Copy every line that mentions the word "있습니다".

>> start Exercise material

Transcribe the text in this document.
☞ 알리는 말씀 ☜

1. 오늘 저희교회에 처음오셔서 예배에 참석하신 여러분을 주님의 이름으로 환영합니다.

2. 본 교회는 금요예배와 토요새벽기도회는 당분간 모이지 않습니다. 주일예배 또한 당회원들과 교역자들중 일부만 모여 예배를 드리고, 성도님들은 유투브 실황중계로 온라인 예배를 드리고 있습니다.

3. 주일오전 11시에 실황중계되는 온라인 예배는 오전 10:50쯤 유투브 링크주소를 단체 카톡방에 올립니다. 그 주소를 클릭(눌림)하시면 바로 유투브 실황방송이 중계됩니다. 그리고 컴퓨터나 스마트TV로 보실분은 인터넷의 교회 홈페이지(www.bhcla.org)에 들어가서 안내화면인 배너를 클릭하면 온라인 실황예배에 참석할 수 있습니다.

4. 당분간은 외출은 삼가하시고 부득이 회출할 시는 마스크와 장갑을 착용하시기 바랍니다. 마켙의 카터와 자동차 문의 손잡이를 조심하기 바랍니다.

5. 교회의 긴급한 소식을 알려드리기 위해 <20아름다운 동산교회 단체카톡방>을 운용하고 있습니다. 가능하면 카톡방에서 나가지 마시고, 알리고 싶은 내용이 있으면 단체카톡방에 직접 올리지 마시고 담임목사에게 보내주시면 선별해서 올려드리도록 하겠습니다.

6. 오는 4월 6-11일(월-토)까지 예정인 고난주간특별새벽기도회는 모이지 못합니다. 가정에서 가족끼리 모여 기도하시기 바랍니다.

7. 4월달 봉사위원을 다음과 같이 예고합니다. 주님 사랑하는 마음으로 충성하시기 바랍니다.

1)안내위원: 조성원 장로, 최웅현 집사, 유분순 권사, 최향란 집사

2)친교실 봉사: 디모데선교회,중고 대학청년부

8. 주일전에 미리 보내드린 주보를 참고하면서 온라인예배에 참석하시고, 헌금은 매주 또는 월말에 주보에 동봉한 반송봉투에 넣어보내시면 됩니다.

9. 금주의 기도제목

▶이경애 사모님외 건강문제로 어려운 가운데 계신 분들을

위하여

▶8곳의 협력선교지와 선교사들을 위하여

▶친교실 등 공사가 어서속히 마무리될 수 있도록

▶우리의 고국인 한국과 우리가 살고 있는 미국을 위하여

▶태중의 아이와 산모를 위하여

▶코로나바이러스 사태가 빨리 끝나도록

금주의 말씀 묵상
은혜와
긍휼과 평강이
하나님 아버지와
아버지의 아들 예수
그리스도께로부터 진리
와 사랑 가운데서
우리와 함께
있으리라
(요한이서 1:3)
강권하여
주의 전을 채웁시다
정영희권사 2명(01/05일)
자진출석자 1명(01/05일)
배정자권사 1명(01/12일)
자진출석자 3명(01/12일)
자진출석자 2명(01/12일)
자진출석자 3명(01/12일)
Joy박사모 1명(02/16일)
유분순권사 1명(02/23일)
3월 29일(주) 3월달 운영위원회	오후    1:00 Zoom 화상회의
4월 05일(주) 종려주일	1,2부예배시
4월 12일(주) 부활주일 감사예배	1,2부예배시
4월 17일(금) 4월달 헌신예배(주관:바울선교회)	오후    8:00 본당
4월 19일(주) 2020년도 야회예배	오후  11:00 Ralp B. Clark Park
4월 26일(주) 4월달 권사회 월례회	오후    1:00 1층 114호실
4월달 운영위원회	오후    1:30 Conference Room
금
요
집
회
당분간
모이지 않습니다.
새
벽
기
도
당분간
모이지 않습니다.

>> end Exercise material
>> start Exercise material

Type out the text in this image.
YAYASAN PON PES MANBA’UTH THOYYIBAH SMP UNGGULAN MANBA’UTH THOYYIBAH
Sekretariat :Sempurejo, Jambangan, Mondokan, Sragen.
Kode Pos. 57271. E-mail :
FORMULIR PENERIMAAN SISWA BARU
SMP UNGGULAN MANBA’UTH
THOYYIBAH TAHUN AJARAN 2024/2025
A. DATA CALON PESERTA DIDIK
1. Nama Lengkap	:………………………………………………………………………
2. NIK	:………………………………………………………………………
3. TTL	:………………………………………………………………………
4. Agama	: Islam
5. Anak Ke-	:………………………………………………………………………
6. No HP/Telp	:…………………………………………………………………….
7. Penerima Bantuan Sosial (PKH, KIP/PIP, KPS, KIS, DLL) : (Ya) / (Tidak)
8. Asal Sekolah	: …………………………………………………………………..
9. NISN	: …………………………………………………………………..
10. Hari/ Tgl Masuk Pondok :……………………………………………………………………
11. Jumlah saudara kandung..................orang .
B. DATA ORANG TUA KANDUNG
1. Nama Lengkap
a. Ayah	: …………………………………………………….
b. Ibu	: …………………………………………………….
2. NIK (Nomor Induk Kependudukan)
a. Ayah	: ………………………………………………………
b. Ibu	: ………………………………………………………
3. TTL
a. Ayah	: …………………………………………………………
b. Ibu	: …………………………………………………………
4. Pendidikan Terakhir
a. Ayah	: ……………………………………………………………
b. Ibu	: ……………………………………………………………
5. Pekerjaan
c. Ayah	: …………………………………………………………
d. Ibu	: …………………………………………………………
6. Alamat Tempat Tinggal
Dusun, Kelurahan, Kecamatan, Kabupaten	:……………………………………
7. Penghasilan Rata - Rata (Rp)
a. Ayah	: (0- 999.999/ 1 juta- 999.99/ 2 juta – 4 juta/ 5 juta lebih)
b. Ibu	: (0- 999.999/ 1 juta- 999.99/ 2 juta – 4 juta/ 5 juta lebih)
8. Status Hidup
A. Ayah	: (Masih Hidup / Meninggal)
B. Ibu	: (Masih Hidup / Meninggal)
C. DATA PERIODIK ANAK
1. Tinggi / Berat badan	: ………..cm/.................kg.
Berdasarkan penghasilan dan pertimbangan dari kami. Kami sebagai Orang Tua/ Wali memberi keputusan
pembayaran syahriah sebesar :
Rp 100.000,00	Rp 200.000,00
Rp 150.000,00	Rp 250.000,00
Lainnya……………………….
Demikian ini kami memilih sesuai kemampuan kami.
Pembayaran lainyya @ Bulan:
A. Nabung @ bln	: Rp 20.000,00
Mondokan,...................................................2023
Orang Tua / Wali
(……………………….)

>> end Exercise material

_Answer to the exercise_
2. 본 교회는 금요예배와 토요새벽기도회는 당분간 모이지 않습니다. 주일예배 또한 당회원들과 교역자들중 일부만 모여 예배를 드리고, 성도님들은 유투브 실황중계로 온라인 예배를 드리고 있습니다.
3. 주일오전 11시에 실황중계되는 온라인 예배는 오전 10:50쯤 유투브 링크주소를 단체 카톡방에 올립니다. 그 주소를 클릭(눌림)하시면 바로 유투브 실황방송이 중계됩니다. 그리고 컴퓨터나 스마트TV로 보실분은 인터넷의 교회 홈페이지(www.bhcla.org)에 들어가서 안내화면인 배너를 클릭하면 온라인 실황예배에 참석할 수 있습니다.
5. 교회의 긴급한 소식을 알려드리기 위해 <20아름다운 동산교회 단체카톡방>을 운용하고 있습니다. 가능하면 카톡방에서 나가지 마시고, 알리고 싶은 내용이 있으면 단체카톡방에 직접 올리지 마시고 담임목사에게 보내주시면 선별해서 올려드리도록 하겠습니다.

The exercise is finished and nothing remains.